- **Exercise**
Return all lines below containing the word "content".

* BEGIN *

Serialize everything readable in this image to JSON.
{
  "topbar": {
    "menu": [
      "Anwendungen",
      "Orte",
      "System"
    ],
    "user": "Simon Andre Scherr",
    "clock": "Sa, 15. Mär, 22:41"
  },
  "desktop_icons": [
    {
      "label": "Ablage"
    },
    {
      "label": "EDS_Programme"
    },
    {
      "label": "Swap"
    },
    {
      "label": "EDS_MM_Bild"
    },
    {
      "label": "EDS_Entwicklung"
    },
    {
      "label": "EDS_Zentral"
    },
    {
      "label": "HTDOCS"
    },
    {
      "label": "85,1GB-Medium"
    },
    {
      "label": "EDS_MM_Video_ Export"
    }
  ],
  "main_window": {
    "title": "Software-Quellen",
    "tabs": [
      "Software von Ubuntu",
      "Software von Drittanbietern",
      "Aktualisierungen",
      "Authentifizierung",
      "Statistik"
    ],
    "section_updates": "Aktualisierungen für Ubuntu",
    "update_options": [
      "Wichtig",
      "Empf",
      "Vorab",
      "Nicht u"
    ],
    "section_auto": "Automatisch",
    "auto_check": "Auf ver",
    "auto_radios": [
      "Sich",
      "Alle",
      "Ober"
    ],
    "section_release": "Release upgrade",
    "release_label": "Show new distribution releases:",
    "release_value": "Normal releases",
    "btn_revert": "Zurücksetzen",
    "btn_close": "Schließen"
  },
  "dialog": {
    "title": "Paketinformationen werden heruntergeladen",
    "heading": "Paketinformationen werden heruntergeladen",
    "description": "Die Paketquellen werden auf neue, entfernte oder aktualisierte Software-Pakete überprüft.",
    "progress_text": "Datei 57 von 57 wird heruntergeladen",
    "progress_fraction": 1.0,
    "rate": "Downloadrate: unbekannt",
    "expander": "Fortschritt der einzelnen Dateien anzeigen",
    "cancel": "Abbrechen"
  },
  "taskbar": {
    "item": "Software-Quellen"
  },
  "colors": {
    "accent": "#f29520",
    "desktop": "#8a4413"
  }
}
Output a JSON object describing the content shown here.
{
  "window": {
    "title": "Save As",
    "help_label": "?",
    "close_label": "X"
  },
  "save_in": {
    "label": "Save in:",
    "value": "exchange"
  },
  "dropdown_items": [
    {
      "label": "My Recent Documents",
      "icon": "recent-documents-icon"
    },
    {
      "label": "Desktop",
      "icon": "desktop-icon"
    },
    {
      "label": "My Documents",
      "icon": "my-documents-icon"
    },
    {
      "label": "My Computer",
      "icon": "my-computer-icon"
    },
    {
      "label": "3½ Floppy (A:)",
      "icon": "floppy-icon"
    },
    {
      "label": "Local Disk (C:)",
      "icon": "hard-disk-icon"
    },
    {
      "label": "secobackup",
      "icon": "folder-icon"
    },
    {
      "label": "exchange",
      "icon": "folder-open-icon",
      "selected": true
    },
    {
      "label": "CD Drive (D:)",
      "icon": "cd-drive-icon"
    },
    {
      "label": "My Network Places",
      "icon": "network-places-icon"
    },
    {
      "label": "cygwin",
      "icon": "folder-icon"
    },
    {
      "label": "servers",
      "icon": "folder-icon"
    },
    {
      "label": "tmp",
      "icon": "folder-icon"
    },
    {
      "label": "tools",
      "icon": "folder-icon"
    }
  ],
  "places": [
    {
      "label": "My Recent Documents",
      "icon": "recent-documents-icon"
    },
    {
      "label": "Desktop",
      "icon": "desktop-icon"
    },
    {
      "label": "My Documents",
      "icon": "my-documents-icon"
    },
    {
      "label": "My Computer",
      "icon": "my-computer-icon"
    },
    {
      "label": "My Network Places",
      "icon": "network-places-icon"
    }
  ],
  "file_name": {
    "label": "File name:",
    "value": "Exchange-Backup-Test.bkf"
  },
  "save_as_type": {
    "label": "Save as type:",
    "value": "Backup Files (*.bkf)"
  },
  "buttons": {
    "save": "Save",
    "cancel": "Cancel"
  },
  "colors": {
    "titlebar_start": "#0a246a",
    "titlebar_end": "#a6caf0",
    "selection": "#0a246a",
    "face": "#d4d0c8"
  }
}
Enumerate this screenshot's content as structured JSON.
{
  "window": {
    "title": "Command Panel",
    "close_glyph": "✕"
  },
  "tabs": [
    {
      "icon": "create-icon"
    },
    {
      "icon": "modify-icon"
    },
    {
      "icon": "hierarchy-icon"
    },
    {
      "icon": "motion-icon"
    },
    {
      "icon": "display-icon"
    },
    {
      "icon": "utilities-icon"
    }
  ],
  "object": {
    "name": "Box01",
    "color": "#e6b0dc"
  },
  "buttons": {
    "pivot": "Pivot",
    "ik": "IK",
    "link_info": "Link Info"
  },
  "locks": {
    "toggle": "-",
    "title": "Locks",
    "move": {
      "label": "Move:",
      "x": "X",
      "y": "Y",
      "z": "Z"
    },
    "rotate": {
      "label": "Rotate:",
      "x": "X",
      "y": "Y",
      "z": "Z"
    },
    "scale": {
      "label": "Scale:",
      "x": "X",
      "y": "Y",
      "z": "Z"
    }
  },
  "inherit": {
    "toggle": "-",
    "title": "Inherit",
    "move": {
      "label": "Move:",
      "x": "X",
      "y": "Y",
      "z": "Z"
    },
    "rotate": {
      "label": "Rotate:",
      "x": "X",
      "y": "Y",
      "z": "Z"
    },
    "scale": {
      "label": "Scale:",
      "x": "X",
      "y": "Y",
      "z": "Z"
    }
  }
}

* END *

- **Answer to the task**
Output a JSON object describing the content shown here.
Enumerate this screenshot's content as structured JSON.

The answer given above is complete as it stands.